- _EXERCISE INPUT_:
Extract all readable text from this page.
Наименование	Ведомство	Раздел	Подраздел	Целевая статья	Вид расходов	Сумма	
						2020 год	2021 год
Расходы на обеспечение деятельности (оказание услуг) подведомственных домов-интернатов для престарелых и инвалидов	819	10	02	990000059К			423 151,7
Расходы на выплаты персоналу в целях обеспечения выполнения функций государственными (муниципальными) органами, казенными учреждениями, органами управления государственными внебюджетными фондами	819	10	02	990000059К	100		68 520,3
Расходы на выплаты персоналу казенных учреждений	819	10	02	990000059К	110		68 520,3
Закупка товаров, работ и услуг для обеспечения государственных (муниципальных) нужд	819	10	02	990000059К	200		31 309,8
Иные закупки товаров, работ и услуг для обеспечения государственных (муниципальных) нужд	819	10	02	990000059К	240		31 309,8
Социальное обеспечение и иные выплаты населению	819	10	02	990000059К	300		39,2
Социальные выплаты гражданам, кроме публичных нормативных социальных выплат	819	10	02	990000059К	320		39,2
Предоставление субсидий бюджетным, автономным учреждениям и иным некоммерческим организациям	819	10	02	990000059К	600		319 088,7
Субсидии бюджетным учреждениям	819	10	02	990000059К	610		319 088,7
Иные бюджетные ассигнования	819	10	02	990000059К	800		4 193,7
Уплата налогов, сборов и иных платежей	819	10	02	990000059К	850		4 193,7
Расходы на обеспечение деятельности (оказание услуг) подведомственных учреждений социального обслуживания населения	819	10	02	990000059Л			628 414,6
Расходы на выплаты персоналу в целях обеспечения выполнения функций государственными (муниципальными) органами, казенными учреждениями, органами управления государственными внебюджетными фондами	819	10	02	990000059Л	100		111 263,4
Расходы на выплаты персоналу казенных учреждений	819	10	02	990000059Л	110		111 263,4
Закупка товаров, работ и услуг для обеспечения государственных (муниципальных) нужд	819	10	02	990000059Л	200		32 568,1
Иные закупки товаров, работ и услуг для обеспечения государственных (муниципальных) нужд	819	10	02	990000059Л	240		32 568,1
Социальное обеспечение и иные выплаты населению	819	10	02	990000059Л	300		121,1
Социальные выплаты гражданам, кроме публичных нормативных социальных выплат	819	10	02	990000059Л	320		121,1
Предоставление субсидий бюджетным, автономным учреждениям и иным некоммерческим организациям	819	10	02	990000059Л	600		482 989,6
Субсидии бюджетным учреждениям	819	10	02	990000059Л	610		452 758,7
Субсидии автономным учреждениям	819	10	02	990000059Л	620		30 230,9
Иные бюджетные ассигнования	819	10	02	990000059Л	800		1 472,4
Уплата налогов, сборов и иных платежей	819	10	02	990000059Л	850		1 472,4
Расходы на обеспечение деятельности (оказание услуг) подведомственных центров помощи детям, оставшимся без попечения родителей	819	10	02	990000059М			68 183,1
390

- _WHAT THE TASK ASKS_: Transcribe the material exactly as it reads.

- _THE ANSWER_:
Extract all readable text from this page.
Наименование	Ведомство	Раздел	Подраздел	Целевая статья	Вид расходов	Сумма	
						2020 год	2021 год
Расходы на обеспечение деятельности (оказание услуг) подведомственных домов-интернатов для престарелых и инвалидов	819	10	02	990000059К			423 151,7
Расходы на выплаты персоналу в целях обеспечения выполнения функций государственными (муниципальными) органами, казенными учреждениями, органами управления государственными внебюджетными фондами	819	10	02	990000059К	100		68 520,3
Расходы на выплаты персоналу казенных учреждений	819	10	02	990000059К	110		68 520,3
Закупка товаров, работ и услуг для обеспечения государственных (муниципальных) нужд	819	10	02	990000059К	200		31 309,8
Иные закупки товаров, работ и услуг для обеспечения государственных (муниципальных) нужд	819	10	02	990000059К	240		31 309,8
Социальное обеспечение и иные выплаты населению	819	10	02	990000059К	300		39,2
Социальные выплаты гражданам, кроме публичных нормативных социальных выплат	819	10	02	990000059К	320		39,2
Предоставление субсидий бюджетным, автономным учреждениям и иным некоммерческим организациям	819	10	02	990000059К	600		319 088,7
Субсидии бюджетным учреждениям	819	10	02	990000059К	610		319 088,7
Иные бюджетные ассигнования	819	10	02	990000059К	800		4 193,7
Уплата налогов, сборов и иных платежей	819	10	02	990000059К	850		4 193,7
Расходы на обеспечение деятельности (оказание услуг) подведомственных учреждений социального обслуживания населения	819	10	02	990000059Л			628 414,6
Расходы на выплаты персоналу в целях обеспечения выполнения функций государственными (муниципальными) органами, казенными учреждениями, органами управления государственными внебюджетными фондами	819	10	02	990000059Л	100		111 263,4
Расходы на выплаты персоналу казенных учреждений	819	10	02	990000059Л	110		111 263,4
Закупка товаров, работ и услуг для обеспечения государственных (муниципальных) нужд	819	10	02	990000059Л	200		32 568,1
Иные закупки товаров, работ и услуг для обеспечения государственных (муниципальных) нужд	819	10	02	990000059Л	240		32 568,1
Социальное обеспечение и иные выплаты населению	819	10	02	990000059Л	300		121,1
Социальные выплаты гражданам, кроме публичных нормативных социальных выплат	819	10	02	990000059Л	320		121,1
Предоставление субсидий бюджетным, автономным учреждениям и иным некоммерческим организациям	819	10	02	990000059Л	600		482 989,6
Субсидии бюджетным учреждениям	819	10	02	990000059Л	610		452 758,7
Субсидии автономным учреждениям	819	10	02	990000059Л	620		30 230,9
Иные бюджетные ассигнования	819	10	02	990000059Л	800		1 472,4
Уплата налогов, сборов и иных платежей	819	10	02	990000059Л	850		1 472,4
Расходы на обеспечение деятельности (оказание услуг) подведомственных центров помощи детям, оставшимся без попечения родителей	819	10	02	990000059М			68 183,1
390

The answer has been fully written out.